*** Données extraites ***

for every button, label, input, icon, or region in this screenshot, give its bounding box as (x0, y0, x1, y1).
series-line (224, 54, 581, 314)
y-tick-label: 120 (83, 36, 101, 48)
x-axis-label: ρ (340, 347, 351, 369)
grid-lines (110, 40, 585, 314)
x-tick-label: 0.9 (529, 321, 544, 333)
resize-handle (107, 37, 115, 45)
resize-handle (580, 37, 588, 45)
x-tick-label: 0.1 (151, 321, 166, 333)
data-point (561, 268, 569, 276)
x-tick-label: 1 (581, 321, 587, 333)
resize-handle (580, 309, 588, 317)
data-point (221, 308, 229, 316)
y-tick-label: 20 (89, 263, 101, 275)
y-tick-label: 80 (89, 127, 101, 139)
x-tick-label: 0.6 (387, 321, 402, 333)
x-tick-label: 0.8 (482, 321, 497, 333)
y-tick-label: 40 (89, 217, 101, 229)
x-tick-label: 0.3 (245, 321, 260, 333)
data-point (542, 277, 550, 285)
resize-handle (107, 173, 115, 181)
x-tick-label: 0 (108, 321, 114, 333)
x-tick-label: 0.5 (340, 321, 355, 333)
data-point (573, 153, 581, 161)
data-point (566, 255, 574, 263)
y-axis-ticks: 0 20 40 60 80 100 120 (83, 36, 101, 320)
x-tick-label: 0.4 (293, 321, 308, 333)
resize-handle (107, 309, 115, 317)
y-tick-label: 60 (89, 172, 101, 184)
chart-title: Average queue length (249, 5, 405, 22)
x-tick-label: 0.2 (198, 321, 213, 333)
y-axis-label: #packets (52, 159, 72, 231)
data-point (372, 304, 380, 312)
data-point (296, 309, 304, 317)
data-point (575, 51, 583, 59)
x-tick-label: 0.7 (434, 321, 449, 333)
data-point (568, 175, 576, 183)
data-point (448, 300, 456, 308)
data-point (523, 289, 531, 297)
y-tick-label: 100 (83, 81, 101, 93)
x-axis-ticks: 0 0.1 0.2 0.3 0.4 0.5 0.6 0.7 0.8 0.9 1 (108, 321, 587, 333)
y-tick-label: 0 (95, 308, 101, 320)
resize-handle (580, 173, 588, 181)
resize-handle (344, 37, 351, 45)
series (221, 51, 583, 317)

***

(Consigne): Mettez à jour les enregistrements, depuis le début jusqu'à la ligne contenant « x-tick-label: 0.3 (245, 321, 260, 333) » incluse, en remplaçant « resize-handle » par « drag-handle » sans rien modifier d'autre. Ne renvoyez que ces lignes.

(Réponse complète):
for every button, label, input, icon, or region in this screenshot, give its bounding box as (x0, y0, x1, y1).
series-line (224, 54, 581, 314)
y-tick-label: 120 (83, 36, 101, 48)
x-axis-label: ρ (340, 347, 351, 369)
grid-lines (110, 40, 585, 314)
x-tick-label: 0.9 (529, 321, 544, 333)
drag-handle (107, 37, 115, 45)
drag-handle (580, 37, 588, 45)
x-tick-label: 0.1 (151, 321, 166, 333)
data-point (561, 268, 569, 276)
x-tick-label: 1 (581, 321, 587, 333)
drag-handle (580, 309, 588, 317)
data-point (221, 308, 229, 316)
y-tick-label: 20 (89, 263, 101, 275)
y-tick-label: 80 (89, 127, 101, 139)
x-tick-label: 0.6 (387, 321, 402, 333)
x-tick-label: 0.8 (482, 321, 497, 333)
y-tick-label: 40 (89, 217, 101, 229)
x-tick-label: 0.3 (245, 321, 260, 333)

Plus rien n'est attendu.